-- WHAT THE TASK ASKS --
Copy every line that mentions the word "Ἑλλήνων".

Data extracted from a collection

---

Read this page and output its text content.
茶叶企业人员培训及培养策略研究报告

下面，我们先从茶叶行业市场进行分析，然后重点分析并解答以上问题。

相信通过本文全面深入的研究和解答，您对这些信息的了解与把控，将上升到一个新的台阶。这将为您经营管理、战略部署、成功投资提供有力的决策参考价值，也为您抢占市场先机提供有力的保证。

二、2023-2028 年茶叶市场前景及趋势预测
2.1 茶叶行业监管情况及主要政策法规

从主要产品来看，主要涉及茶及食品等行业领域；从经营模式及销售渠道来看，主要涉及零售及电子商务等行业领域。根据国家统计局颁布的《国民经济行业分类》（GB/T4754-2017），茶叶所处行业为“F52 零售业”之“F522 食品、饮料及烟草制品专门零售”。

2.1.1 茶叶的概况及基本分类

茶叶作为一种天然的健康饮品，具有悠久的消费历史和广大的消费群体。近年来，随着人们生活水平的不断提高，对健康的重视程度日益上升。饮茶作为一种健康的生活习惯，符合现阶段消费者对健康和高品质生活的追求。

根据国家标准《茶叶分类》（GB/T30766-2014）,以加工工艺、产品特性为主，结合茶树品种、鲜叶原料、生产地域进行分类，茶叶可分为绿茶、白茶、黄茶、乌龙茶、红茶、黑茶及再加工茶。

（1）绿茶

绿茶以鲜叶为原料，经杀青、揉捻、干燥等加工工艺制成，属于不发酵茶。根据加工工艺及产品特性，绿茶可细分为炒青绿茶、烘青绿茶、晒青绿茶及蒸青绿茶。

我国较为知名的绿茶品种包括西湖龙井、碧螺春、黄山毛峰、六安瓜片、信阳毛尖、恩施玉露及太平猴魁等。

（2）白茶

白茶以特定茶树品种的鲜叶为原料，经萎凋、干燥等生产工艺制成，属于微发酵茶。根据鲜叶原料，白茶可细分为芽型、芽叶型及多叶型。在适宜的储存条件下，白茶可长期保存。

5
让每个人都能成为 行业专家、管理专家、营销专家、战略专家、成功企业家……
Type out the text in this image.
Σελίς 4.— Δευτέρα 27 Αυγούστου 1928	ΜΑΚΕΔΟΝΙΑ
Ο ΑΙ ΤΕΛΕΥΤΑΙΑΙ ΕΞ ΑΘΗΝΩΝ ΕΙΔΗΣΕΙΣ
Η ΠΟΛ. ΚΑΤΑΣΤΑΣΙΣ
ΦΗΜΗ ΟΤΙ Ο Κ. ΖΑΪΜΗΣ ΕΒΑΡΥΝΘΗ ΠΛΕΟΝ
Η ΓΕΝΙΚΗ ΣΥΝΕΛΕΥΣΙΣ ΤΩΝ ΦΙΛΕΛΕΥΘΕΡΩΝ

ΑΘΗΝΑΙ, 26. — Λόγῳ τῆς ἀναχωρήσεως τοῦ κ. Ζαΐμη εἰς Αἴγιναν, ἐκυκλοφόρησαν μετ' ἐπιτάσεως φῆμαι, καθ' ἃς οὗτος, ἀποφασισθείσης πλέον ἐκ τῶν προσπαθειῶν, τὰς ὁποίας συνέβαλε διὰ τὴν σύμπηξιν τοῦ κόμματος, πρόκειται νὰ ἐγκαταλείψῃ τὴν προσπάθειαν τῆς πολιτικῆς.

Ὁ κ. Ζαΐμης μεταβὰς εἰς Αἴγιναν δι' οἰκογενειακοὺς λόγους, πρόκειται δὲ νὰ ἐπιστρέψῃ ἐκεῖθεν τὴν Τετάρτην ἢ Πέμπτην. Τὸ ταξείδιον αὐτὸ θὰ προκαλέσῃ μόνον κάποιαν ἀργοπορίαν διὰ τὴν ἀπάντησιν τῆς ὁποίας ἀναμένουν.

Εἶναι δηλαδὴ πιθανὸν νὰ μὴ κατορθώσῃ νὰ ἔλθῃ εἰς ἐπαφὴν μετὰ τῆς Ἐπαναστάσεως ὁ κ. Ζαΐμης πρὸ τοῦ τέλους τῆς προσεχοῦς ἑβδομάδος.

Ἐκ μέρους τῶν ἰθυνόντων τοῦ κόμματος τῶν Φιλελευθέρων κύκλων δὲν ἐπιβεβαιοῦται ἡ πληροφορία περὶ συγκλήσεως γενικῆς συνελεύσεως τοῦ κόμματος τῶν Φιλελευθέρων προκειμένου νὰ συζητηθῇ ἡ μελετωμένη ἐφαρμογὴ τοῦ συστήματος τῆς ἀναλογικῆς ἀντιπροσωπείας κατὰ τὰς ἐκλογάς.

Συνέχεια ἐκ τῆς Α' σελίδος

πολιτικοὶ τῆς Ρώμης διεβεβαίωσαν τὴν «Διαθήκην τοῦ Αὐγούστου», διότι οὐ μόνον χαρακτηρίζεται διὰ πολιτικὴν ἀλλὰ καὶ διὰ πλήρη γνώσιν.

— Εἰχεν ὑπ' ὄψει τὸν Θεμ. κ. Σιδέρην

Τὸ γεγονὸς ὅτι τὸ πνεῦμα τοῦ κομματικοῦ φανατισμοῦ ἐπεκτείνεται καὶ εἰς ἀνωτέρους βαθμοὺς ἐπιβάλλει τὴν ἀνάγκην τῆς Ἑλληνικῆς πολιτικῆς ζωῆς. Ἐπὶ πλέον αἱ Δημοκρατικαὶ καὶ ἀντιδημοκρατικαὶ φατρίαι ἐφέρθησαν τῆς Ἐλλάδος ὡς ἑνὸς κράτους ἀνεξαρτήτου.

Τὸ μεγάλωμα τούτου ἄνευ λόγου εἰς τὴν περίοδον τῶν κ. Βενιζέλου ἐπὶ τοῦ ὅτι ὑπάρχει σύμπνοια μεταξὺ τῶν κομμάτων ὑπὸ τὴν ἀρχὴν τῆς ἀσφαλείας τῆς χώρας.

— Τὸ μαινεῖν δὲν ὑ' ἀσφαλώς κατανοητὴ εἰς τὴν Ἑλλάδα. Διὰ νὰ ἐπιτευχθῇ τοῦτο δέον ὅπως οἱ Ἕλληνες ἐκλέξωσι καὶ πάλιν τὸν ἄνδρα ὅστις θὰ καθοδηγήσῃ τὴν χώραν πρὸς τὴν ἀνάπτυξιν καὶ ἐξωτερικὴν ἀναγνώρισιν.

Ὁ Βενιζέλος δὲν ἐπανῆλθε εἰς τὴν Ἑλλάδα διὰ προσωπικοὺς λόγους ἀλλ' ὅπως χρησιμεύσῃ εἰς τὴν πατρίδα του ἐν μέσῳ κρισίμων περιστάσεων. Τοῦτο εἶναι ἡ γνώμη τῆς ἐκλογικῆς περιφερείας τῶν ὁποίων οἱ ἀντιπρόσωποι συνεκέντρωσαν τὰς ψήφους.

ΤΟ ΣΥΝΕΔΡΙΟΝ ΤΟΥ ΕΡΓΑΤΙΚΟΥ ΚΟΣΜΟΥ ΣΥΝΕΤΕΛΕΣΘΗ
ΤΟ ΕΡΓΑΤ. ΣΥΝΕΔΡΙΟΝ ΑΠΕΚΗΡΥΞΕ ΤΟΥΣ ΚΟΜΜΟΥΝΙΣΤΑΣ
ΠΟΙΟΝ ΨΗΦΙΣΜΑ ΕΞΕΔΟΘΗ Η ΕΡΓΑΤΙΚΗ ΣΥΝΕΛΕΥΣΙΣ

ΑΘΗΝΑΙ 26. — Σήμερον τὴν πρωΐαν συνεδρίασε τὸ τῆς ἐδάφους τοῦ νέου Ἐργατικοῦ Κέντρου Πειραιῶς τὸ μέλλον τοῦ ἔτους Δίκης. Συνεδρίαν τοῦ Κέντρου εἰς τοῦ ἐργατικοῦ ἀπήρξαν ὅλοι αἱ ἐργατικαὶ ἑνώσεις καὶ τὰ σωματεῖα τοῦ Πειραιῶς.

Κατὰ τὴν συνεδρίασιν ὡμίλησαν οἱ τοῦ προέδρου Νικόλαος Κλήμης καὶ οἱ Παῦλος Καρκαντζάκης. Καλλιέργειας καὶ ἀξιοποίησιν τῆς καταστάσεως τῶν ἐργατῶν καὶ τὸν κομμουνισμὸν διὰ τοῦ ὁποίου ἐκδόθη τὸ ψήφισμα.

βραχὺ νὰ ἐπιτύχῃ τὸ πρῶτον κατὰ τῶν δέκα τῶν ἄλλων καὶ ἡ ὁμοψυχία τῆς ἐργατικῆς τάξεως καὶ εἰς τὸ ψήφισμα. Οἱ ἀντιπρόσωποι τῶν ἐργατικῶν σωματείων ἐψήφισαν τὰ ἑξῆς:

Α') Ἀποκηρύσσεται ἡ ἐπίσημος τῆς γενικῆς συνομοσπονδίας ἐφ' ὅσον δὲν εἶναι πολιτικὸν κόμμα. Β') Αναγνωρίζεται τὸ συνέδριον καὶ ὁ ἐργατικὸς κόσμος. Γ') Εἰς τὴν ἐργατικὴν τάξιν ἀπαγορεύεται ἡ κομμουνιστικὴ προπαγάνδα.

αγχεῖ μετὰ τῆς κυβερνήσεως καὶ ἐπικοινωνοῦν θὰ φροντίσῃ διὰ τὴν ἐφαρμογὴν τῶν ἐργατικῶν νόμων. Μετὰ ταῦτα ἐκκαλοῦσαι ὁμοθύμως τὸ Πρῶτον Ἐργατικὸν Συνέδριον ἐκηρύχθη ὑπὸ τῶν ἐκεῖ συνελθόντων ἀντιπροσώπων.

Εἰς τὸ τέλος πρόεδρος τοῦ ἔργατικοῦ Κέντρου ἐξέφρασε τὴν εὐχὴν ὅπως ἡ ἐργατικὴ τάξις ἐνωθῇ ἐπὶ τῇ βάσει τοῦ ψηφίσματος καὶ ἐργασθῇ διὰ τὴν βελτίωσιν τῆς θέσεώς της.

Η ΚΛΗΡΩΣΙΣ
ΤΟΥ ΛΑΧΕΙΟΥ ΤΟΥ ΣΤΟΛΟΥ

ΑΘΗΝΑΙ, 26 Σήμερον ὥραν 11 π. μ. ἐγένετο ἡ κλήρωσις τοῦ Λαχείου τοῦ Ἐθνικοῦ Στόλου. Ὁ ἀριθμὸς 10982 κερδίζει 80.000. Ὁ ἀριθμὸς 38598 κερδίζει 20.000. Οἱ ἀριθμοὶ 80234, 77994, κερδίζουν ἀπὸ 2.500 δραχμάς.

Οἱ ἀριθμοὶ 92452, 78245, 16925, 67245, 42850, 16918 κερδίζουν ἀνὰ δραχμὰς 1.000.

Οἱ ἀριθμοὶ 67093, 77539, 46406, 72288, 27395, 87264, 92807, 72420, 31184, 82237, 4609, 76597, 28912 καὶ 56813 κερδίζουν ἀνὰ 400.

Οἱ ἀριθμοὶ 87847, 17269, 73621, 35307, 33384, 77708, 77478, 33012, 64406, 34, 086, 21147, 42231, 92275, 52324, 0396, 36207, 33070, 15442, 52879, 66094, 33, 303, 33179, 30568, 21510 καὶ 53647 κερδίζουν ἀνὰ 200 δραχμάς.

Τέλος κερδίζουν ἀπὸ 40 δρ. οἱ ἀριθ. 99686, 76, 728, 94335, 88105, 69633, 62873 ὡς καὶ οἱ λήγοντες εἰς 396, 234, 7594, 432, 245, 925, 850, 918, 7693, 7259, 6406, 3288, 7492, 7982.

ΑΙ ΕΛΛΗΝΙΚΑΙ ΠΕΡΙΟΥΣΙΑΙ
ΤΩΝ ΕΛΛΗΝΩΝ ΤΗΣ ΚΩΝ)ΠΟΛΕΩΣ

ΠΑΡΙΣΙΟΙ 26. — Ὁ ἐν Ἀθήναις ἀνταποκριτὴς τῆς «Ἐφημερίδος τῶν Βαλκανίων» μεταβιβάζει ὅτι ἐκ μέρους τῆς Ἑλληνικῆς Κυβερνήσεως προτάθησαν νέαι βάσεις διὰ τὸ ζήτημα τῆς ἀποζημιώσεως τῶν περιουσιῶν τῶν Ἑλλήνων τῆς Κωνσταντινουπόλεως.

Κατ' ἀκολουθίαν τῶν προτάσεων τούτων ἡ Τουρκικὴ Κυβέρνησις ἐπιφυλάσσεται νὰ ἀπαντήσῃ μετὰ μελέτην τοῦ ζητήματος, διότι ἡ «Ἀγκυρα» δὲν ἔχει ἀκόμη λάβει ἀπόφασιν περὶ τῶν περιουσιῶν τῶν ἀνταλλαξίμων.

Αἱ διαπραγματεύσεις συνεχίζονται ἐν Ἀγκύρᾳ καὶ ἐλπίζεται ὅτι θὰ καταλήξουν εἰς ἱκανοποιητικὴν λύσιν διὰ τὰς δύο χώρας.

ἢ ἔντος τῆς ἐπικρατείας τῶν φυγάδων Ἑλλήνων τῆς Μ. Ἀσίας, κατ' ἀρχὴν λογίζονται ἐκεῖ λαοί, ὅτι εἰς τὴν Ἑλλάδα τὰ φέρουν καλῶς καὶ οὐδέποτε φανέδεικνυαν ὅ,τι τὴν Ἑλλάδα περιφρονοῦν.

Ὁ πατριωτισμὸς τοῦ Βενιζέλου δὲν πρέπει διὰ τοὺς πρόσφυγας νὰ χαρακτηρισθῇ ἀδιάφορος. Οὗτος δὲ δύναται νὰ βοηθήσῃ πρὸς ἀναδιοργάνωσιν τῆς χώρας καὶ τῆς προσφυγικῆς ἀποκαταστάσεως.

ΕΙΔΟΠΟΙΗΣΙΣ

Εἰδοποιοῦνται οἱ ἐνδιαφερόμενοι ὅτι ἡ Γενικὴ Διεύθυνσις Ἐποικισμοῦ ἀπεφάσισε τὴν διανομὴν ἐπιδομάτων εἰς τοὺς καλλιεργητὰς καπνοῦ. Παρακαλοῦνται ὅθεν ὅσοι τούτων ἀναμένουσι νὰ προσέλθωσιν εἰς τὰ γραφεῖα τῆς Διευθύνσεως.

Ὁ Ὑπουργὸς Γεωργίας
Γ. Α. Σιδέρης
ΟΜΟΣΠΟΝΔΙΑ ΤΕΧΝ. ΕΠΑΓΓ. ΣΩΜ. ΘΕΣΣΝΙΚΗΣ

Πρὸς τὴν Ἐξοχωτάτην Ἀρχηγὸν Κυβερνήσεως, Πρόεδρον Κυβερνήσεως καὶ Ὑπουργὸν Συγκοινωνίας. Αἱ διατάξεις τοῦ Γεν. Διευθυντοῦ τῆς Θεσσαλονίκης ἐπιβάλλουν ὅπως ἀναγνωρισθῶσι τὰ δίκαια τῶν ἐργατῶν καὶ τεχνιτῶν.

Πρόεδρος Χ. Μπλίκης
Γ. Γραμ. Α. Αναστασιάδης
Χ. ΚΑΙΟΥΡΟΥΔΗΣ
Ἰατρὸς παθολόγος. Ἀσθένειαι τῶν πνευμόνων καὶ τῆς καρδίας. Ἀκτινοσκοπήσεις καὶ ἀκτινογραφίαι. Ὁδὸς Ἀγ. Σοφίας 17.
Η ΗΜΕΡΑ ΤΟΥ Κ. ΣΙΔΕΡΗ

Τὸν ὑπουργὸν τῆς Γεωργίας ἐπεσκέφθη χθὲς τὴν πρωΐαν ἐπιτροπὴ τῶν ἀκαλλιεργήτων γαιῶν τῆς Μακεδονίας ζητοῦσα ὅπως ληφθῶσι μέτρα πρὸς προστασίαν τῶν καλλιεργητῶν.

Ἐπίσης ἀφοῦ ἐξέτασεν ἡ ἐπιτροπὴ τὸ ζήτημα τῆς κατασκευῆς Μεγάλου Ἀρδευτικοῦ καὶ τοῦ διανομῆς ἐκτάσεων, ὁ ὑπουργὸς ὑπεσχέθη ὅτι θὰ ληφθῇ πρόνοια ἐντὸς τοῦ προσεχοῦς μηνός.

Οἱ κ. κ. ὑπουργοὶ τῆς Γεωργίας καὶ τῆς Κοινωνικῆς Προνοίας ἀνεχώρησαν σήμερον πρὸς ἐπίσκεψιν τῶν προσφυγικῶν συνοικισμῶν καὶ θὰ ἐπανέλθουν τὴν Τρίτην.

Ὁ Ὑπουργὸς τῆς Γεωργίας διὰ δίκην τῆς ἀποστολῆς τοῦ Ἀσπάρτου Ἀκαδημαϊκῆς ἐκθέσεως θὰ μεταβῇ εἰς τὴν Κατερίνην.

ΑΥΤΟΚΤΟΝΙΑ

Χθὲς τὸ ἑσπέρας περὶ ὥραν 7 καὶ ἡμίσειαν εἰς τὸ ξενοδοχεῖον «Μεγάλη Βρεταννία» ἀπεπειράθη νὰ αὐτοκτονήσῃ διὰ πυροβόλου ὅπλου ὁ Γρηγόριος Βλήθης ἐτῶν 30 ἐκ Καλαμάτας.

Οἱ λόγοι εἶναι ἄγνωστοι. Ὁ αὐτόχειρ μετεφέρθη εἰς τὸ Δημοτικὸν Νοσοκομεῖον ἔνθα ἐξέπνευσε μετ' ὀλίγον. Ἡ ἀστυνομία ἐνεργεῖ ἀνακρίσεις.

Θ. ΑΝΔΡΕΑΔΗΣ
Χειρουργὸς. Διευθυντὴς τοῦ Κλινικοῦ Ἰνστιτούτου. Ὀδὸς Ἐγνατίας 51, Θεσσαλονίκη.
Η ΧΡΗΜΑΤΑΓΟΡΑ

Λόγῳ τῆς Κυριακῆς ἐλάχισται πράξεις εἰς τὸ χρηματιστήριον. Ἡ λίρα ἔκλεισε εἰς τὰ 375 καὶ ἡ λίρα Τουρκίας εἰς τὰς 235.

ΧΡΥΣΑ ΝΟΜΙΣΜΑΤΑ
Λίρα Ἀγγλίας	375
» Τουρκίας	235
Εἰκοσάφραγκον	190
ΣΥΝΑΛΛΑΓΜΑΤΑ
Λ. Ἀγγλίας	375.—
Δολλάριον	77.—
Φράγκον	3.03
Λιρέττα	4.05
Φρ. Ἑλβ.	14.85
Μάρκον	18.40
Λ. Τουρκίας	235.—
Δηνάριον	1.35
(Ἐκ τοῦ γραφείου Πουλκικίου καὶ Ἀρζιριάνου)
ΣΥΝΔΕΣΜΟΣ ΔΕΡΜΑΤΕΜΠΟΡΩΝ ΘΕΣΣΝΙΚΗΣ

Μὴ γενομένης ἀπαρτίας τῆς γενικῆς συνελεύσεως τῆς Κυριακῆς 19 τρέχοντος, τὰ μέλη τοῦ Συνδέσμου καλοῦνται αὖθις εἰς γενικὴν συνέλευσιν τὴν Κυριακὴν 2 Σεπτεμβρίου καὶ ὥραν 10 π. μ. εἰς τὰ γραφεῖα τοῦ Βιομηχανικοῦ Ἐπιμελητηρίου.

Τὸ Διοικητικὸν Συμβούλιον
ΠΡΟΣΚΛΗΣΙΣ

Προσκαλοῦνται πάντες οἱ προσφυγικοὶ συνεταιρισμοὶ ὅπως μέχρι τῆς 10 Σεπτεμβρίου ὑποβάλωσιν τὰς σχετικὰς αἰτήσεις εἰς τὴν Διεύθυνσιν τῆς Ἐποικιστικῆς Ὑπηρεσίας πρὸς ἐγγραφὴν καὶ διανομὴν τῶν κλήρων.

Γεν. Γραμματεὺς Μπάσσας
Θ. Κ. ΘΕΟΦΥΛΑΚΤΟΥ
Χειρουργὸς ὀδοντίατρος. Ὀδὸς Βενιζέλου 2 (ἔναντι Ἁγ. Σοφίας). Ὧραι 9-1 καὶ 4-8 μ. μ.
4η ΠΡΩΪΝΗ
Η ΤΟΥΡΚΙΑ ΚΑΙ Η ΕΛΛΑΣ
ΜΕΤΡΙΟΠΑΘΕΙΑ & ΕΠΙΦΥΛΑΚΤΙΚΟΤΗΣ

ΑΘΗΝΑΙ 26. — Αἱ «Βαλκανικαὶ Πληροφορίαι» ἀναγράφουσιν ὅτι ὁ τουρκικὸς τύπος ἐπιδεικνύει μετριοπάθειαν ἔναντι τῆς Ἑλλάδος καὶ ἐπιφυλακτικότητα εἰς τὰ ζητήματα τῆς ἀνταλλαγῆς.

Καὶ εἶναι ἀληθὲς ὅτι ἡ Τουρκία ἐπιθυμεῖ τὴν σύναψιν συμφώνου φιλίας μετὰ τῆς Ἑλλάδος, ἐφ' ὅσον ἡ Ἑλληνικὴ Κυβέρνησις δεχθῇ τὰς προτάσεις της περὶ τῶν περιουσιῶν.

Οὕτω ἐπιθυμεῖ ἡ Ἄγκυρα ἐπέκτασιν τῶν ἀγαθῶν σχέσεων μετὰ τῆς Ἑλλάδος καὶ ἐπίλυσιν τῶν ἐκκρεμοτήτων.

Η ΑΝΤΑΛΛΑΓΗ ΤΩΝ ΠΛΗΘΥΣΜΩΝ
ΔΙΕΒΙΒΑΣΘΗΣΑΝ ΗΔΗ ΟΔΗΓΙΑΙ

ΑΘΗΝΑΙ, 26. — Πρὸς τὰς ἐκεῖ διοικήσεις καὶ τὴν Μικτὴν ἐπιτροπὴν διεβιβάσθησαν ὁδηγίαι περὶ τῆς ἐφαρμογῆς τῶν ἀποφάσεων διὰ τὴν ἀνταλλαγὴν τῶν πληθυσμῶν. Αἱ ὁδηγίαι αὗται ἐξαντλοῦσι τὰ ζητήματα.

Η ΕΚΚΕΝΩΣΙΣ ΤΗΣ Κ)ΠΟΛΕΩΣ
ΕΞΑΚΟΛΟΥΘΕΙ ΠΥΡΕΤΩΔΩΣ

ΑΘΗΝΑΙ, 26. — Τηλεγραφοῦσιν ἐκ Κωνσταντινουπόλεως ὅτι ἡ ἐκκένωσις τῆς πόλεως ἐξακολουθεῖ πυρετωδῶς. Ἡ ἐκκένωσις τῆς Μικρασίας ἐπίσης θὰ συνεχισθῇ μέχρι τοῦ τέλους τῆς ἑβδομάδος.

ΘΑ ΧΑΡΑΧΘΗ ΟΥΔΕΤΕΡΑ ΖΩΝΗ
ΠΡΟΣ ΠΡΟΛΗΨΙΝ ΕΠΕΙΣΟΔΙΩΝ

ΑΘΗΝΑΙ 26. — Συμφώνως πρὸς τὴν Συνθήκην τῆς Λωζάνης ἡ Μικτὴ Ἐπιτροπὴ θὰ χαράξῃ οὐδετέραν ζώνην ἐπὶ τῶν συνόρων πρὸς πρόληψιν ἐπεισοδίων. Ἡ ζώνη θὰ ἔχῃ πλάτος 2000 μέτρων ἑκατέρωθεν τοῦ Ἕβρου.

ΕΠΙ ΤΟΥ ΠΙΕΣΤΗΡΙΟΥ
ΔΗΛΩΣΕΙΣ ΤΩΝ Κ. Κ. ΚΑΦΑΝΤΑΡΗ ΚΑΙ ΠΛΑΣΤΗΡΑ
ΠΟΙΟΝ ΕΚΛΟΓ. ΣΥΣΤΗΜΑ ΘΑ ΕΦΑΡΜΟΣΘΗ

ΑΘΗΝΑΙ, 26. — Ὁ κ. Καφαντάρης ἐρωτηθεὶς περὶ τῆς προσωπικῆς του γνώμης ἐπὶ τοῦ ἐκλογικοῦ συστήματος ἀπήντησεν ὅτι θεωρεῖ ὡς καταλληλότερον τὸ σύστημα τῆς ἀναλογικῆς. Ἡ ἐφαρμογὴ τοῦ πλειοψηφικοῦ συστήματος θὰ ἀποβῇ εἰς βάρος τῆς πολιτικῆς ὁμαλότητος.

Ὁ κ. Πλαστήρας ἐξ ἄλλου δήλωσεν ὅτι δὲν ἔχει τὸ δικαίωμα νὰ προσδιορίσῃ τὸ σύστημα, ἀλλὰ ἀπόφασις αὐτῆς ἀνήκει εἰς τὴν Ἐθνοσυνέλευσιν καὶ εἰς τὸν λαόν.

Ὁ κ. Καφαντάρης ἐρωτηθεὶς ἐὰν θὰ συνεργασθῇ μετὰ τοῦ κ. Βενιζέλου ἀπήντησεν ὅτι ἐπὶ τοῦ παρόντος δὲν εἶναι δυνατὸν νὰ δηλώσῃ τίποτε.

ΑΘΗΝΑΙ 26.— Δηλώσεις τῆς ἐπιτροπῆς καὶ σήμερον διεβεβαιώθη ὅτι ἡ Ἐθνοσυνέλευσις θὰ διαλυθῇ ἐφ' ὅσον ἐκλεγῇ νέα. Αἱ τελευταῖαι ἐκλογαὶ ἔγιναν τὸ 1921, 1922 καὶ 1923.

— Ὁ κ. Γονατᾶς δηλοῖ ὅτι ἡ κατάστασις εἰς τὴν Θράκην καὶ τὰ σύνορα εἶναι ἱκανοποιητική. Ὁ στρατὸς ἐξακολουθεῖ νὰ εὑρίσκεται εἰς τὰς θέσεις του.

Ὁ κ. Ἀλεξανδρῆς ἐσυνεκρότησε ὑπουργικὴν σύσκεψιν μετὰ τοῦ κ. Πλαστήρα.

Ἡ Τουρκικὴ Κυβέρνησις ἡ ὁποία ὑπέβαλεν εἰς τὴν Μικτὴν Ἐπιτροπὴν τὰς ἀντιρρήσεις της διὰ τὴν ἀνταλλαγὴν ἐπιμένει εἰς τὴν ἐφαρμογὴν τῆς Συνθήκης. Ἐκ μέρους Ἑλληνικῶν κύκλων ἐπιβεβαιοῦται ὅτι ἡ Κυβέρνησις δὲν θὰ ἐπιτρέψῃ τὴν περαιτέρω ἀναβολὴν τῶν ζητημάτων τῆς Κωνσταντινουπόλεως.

---

-- SOLUTION FOR THIS PROBLEM --
ΠΑΡΙΣΙΟΙ 26. — Ὁ ἐν Ἀθήναις ἀνταποκριτὴς τῆς «Ἐφημερίδος τῶν Βαλκανίων» μεταβιβάζει ὅτι ἐκ μέρους τῆς Ἑλληνικῆς Κυβερνήσεως προτάθησαν νέαι βάσεις διὰ τὸ ζήτημα τῆς ἀποζημιώσεως τῶν περιουσιῶν τῶν Ἑλλήνων τῆς Κωνσταντινουπόλεως.
ἢ ἔντος τῆς ἐπικρατείας τῶν φυγάδων Ἑλλήνων τῆς Μ. Ἀσίας, κατ' ἀρχὴν λογίζονται ἐκεῖ λαοί, ὅτι εἰς τὴν Ἑλλάδα τὰ φέρουν καλῶς καὶ οὐδέποτε φανέδεικνυαν ὅ,τι τὴν Ἑλλάδα περιφρονοῦν.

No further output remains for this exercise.